[Data extracted from a collection]
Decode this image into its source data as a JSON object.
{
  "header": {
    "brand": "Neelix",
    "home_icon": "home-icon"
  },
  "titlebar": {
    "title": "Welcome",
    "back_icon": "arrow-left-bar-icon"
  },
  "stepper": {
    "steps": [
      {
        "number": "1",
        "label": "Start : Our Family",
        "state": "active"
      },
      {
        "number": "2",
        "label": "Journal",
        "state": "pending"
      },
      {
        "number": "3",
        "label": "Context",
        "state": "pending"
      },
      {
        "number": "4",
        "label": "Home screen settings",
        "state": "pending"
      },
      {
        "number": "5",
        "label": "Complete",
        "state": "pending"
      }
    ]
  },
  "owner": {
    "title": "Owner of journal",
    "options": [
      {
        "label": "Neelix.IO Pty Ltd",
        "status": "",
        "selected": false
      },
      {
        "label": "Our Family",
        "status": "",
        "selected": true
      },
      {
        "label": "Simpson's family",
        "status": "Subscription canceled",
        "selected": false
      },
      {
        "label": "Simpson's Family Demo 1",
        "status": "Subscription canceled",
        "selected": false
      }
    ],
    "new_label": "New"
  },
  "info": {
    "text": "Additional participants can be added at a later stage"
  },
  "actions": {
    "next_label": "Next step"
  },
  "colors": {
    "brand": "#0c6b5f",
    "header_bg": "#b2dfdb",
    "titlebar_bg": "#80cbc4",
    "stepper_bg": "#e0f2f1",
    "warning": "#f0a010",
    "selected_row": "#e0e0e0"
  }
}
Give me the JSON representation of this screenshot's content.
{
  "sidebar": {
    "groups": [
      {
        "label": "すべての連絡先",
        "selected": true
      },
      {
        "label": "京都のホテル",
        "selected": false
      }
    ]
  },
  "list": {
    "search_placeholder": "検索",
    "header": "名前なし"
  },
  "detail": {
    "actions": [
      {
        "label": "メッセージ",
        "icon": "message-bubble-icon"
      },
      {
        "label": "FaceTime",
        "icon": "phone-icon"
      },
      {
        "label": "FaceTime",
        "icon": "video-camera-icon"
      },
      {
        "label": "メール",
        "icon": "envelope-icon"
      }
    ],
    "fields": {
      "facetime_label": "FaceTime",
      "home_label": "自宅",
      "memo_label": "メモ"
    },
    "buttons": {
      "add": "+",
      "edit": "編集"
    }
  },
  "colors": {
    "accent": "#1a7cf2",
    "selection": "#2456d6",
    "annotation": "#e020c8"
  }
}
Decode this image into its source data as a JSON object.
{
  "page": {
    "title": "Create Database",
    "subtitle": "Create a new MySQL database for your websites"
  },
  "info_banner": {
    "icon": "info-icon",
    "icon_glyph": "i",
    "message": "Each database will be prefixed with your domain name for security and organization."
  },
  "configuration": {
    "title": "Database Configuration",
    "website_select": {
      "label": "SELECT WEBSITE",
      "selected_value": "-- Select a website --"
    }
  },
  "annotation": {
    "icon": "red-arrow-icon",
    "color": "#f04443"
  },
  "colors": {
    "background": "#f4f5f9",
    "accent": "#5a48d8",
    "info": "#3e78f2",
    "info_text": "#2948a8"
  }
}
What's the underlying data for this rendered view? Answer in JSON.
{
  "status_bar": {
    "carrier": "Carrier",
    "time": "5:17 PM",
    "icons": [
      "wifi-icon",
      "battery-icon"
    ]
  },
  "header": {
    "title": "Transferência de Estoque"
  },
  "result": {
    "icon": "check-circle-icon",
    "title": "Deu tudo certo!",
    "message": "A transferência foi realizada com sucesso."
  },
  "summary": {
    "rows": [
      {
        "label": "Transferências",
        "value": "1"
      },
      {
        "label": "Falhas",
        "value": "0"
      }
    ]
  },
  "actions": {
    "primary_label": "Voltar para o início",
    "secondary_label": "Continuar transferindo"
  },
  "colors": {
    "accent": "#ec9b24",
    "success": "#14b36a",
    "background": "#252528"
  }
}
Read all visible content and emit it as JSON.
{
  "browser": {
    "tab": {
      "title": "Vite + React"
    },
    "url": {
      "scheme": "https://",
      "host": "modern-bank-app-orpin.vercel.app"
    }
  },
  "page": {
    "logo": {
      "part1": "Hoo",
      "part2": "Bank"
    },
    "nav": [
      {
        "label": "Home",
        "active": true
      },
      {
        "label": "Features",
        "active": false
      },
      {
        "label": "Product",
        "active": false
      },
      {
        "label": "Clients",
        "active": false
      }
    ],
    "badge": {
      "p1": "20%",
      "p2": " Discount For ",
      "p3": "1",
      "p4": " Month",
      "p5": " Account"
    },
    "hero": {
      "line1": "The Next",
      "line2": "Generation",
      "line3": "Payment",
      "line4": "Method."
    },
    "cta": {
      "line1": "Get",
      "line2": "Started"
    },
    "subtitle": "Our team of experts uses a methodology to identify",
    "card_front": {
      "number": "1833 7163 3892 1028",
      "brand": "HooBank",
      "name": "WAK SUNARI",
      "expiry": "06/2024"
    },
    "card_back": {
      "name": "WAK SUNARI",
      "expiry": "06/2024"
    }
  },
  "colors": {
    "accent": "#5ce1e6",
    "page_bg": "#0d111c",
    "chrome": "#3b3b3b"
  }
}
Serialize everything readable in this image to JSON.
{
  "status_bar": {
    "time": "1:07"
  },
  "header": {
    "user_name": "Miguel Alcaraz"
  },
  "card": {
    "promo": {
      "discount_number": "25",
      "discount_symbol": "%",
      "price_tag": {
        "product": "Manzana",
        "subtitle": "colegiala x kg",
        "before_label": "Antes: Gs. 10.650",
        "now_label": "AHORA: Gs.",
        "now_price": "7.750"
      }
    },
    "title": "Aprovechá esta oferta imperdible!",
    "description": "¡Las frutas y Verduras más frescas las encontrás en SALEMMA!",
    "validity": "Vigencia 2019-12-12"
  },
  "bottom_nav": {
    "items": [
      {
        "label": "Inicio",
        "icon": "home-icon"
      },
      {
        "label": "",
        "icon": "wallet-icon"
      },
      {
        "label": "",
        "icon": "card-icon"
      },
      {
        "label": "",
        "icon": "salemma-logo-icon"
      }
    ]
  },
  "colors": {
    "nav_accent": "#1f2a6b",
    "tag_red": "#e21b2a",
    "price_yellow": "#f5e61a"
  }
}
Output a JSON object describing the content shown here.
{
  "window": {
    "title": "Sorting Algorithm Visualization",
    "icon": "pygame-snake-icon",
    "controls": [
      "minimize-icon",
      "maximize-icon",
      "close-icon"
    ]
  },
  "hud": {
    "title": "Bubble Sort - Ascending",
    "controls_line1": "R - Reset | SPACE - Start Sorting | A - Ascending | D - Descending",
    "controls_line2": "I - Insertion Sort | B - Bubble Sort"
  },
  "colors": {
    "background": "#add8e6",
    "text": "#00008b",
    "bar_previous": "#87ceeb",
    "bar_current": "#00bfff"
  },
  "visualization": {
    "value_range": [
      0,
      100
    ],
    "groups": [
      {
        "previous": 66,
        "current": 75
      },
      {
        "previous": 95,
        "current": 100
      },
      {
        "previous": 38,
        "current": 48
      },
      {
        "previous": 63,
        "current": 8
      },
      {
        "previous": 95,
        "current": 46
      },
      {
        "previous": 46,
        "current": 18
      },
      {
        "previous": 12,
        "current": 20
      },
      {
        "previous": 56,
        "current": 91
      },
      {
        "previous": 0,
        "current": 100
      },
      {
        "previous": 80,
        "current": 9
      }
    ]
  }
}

*Task description*. Retype the material in full, character for character.

*Task response*.
Decode this image into its source data as a JSON object.
{
  "header": {
    "brand": "Neelix",
    "home_icon": "home-icon"
  },
  "titlebar": {
    "title": "Welcome",
    "back_icon": "arrow-left-bar-icon"
  },
  "stepper": {
    "steps": [
      {
        "number": "1",
        "label": "Start : Our Family",
        "state": "active"
      },
      {
        "number": "2",
        "label": "Journal",
        "state": "pending"
      },
      {
        "number": "3",
        "label": "Context",
        "state": "pending"
      },
      {
        "number": "4",
        "label": "Home screen settings",
        "state": "pending"
      },
      {
        "number": "5",
        "label": "Complete",
        "state": "pending"
      }
    ]
  },
  "owner": {
    "title": "Owner of journal",
    "options": [
      {
        "label": "Neelix.IO Pty Ltd",
        "status": "",
        "selected": false
      },
      {
        "label": "Our Family",
        "status": "",
        "selected": true
      },
      {
        "label": "Simpson's family",
        "status": "Subscription canceled",
        "selected": false
      },
      {
        "label": "Simpson's Family Demo 1",
        "status": "Subscription canceled",
        "selected": false
      }
    ],
    "new_label": "New"
  },
  "info": {
    "text": "Additional participants can be added at a later stage"
  },
  "actions": {
    "next_label": "Next step"
  },
  "colors": {
    "brand": "#0c6b5f",
    "header_bg": "#b2dfdb",
    "titlebar_bg": "#80cbc4",
    "stepper_bg": "#e0f2f1",
    "warning": "#f0a010",
    "selected_row": "#e0e0e0"
  }
}
Give me the JSON representation of this screenshot's content.
{
  "sidebar": {
    "groups": [
      {
        "label": "すべての連絡先",
        "selected": true
      },
      {
        "label": "京都のホテル",
        "selected": false
      }
    ]
  },
  "list": {
    "search_placeholder": "検索",
    "header": "名前なし"
  },
  "detail": {
    "actions": [
      {
        "label": "メッセージ",
        "icon": "message-bubble-icon"
      },
      {
        "label": "FaceTime",
        "icon": "phone-icon"
      },
      {
        "label": "FaceTime",
        "icon": "video-camera-icon"
      },
      {
        "label": "メール",
        "icon": "envelope-icon"
      }
    ],
    "fields": {
      "facetime_label": "FaceTime",
      "home_label": "自宅",
      "memo_label": "メモ"
    },
    "buttons": {
      "add": "+",
      "edit": "編集"
    }
  },
  "colors": {
    "accent": "#1a7cf2",
    "selection": "#2456d6",
    "annotation": "#e020c8"
  }
}
Decode this image into its source data as a JSON object.
{
  "page": {
    "title": "Create Database",
    "subtitle": "Create a new MySQL database for your websites"
  },
  "info_banner": {
    "icon": "info-icon",
    "icon_glyph": "i",
    "message": "Each database will be prefixed with your domain name for security and organization."
  },
  "configuration": {
    "title": "Database Configuration",
    "website_select": {
      "label": "SELECT WEBSITE",
      "selected_value": "-- Select a website --"
    }
  },
  "annotation": {
    "icon": "red-arrow-icon",
    "color": "#f04443"
  },
  "colors": {
    "background": "#f4f5f9",
    "accent": "#5a48d8",
    "info": "#3e78f2",
    "info_text": "#2948a8"
  }
}
What's the underlying data for this rendered view? Answer in JSON.
{
  "status_bar": {
    "carrier": "Carrier",
    "time": "5:17 PM",
    "icons": [
      "wifi-icon",
      "battery-icon"
    ]
  },
  "header": {
    "title": "Transferência de Estoque"
  },
  "result": {
    "icon": "check-circle-icon",
    "title": "Deu tudo certo!",
    "message": "A transferência foi realizada com sucesso."
  },
  "summary": {
    "rows": [
      {
        "label": "Transferências",
        "value": "1"
      },
      {
        "label": "Falhas",
        "value": "0"
      }
    ]
  },
  "actions": {
    "primary_label": "Voltar para o início",
    "secondary_label": "Continuar transferindo"
  },
  "colors": {
    "accent": "#ec9b24",
    "success": "#14b36a",
    "background": "#252528"
  }
}
Read all visible content and emit it as JSON.
{
  "browser": {
    "tab": {
      "title": "Vite + React"
    },
    "url": {
      "scheme": "https://",
      "host": "modern-bank-app-orpin.vercel.app"
    }
  },
  "page": {
    "logo": {
      "part1": "Hoo",
      "part2": "Bank"
    },
    "nav": [
      {
        "label": "Home",
        "active": true
      },
      {
        "label": "Features",
        "active": false
      },
      {
        "label": "Product",
        "active": false
      },
      {
        "label": "Clients",
        "active": false
      }
    ],
    "badge": {
      "p1": "20%",
      "p2": " Discount For ",
      "p3": "1",
      "p4": " Month",
      "p5": " Account"
    },
    "hero": {
      "line1": "The Next",
      "line2": "Generation",
      "line3": "Payment",
      "line4": "Method."
    },
    "cta": {
      "line1": "Get",
      "line2": "Started"
    },
    "subtitle": "Our team of experts uses a methodology to identify",
    "card_front": {
      "number": "1833 7163 3892 1028",
      "brand": "HooBank",
      "name": "WAK SUNARI",
      "expiry": "06/2024"
    },
    "card_back": {
      "name": "WAK SUNARI",
      "expiry": "06/2024"
    }
  },
  "colors": {
    "accent": "#5ce1e6",
    "page_bg": "#0d111c",
    "chrome": "#3b3b3b"
  }
}
Serialize everything readable in this image to JSON.
{
  "status_bar": {
    "time": "1:07"
  },
  "header": {
    "user_name": "Miguel Alcaraz"
  },
  "card": {
    "promo": {
      "discount_number": "25",
      "discount_symbol": "%",
      "price_tag": {
        "product": "Manzana",
        "subtitle": "colegiala x kg",
        "before_label": "Antes: Gs. 10.650",
        "now_label": "AHORA: Gs.",
        "now_price": "7.750"
      }
    },
    "title": "Aprovechá esta oferta imperdible!",
    "description": "¡Las frutas y Verduras más frescas las encontrás en SALEMMA!",
    "validity": "Vigencia 2019-12-12"
  },
  "bottom_nav": {
    "items": [
      {
        "label": "Inicio",
        "icon": "home-icon"
      },
      {
        "label": "",
        "icon": "wallet-icon"
      },
      {
        "label": "",
        "icon": "card-icon"
      },
      {
        "label": "",
        "icon": "salemma-logo-icon"
      }
    ]
  },
  "colors": {
    "nav_accent": "#1f2a6b",
    "tag_red": "#e21b2a",
    "price_yellow": "#f5e61a"
  }
}
Output a JSON object describing the content shown here.
{
  "window": {
    "title": "Sorting Algorithm Visualization",
    "icon": "pygame-snake-icon",
    "controls": [
      "minimize-icon",
      "maximize-icon",
      "close-icon"
    ]
  },
  "hud": {
    "title": "Bubble Sort - Ascending",
    "controls_line1": "R - Reset | SPACE - Start Sorting | A - Ascending | D - Descending",
    "controls_line2": "I - Insertion Sort | B - Bubble Sort"
  },
  "colors": {
    "background": "#add8e6",
    "text": "#00008b",
    "bar_previous": "#87ceeb",
    "bar_current": "#00bfff"
  },
  "visualization": {
    "value_range": [
      0,
      100
    ],
    "groups": [
      {
        "previous": 66,
        "current": 75
      },
      {
        "previous": 95,
        "current": 100
      },
      {
        "previous": 38,
        "current": 48
      },
      {
        "previous": 63,
        "current": 8
      },
      {
        "previous": 95,
        "current": 46
      },
      {
        "previous": 46,
        "current": 18
      },
      {
        "previous": 12,
        "current": 20
      },
      {
        "previous": 56,
        "current": 91
      },
      {
        "previous": 0,
        "current": 100
      },
      {
        "previous": 80,
        "current": 9
      }
    ]
  }
}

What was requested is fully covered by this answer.